▶ The task: In the data below, find each line containing the string "Herzen" and return it.

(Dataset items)
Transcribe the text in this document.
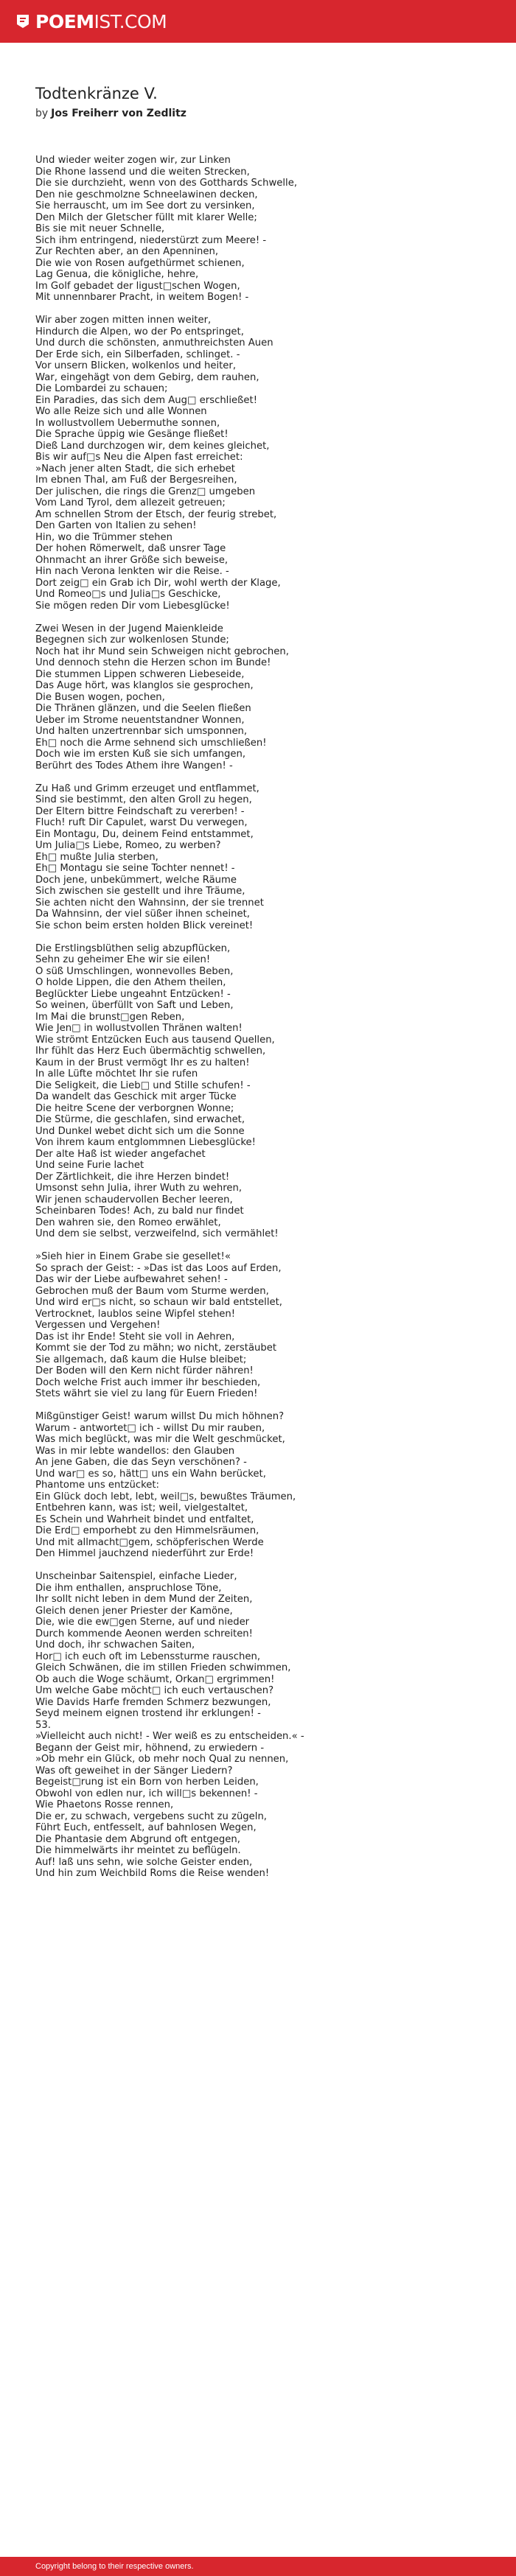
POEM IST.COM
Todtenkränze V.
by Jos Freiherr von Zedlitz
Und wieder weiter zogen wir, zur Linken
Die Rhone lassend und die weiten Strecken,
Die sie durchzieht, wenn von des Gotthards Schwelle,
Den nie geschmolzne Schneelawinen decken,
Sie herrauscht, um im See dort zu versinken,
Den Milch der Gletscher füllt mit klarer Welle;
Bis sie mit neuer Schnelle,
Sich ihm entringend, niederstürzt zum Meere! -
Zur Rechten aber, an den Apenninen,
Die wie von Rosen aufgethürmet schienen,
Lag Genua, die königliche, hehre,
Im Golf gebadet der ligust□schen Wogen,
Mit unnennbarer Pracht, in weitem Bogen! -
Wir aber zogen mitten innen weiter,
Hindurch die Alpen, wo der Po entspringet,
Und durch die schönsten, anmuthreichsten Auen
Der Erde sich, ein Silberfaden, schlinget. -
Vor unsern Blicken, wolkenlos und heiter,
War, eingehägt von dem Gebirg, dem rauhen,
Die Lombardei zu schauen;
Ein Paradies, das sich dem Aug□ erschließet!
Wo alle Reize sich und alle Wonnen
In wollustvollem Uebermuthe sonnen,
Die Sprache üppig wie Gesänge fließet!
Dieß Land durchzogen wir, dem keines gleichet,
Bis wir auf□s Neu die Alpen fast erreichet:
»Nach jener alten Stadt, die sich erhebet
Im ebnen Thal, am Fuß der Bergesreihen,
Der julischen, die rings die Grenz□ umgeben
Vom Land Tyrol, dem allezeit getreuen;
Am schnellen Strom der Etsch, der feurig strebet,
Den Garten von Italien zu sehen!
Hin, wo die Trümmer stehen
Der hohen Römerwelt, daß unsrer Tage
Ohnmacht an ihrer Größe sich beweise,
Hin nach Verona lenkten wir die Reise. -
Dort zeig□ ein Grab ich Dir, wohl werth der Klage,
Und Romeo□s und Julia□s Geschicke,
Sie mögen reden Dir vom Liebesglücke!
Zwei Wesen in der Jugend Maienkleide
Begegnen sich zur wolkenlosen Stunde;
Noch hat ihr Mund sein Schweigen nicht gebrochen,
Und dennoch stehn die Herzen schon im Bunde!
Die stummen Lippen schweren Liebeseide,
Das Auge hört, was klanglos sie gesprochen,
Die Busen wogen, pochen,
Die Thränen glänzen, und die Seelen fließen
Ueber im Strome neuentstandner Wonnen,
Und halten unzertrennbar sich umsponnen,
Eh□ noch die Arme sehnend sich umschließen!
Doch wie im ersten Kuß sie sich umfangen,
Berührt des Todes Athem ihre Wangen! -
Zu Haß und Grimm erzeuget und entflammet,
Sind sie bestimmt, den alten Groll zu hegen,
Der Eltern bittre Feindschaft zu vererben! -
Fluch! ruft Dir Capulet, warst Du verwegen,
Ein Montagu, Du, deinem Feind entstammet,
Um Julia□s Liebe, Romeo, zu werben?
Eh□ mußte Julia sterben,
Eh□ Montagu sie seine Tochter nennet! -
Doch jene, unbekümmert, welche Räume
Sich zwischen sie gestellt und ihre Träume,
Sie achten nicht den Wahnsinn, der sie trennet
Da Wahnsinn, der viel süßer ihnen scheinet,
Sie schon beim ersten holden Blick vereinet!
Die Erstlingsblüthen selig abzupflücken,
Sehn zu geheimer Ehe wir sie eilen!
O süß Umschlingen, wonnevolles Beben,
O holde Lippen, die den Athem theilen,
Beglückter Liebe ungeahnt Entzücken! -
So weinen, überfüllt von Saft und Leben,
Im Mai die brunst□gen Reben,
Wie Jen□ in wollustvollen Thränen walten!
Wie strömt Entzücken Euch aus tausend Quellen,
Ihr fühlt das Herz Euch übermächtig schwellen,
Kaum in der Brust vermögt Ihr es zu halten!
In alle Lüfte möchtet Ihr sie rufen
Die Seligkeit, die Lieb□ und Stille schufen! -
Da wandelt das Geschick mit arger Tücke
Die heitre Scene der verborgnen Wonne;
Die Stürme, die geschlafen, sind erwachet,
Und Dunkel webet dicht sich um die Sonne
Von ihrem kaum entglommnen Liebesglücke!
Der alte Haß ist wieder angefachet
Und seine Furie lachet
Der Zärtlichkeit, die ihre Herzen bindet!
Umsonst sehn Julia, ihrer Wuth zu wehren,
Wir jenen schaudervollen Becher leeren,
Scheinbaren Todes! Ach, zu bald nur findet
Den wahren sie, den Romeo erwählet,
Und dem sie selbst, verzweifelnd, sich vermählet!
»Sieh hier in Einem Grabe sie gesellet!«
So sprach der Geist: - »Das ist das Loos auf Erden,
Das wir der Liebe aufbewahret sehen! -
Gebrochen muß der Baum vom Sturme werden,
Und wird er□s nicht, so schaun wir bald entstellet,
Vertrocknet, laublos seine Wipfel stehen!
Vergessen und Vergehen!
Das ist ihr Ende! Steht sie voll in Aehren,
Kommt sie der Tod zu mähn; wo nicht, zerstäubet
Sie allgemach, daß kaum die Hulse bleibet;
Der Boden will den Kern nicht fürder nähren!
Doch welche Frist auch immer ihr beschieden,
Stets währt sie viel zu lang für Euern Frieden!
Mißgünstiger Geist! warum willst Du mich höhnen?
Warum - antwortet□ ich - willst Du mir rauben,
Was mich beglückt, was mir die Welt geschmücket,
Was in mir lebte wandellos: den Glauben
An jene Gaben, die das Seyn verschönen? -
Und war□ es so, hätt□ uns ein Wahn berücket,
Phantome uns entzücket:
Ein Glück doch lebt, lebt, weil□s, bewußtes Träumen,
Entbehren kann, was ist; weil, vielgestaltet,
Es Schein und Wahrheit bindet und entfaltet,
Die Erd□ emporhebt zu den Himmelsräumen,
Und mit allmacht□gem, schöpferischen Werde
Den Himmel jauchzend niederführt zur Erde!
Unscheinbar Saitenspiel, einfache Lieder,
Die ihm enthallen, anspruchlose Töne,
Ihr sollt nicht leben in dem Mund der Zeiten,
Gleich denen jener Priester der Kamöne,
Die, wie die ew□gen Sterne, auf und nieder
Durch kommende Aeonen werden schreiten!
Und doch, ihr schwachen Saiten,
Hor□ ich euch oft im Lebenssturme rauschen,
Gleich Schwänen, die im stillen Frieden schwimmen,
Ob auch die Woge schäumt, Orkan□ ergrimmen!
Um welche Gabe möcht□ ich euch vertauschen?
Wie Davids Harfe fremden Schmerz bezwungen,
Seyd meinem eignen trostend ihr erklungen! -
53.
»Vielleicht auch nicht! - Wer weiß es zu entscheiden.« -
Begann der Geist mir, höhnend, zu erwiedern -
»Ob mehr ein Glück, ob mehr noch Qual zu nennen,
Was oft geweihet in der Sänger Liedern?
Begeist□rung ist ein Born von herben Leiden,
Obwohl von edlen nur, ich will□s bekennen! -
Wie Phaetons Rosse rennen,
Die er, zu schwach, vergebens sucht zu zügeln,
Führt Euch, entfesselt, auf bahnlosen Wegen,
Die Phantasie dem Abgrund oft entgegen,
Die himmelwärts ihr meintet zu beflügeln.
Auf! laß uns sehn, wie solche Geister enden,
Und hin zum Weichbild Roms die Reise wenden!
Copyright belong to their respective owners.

▶ Answer to this task:
Und dennoch stehn die Herzen schon im Bunde!
Der Zärtlichkeit, die ihre Herzen bindet!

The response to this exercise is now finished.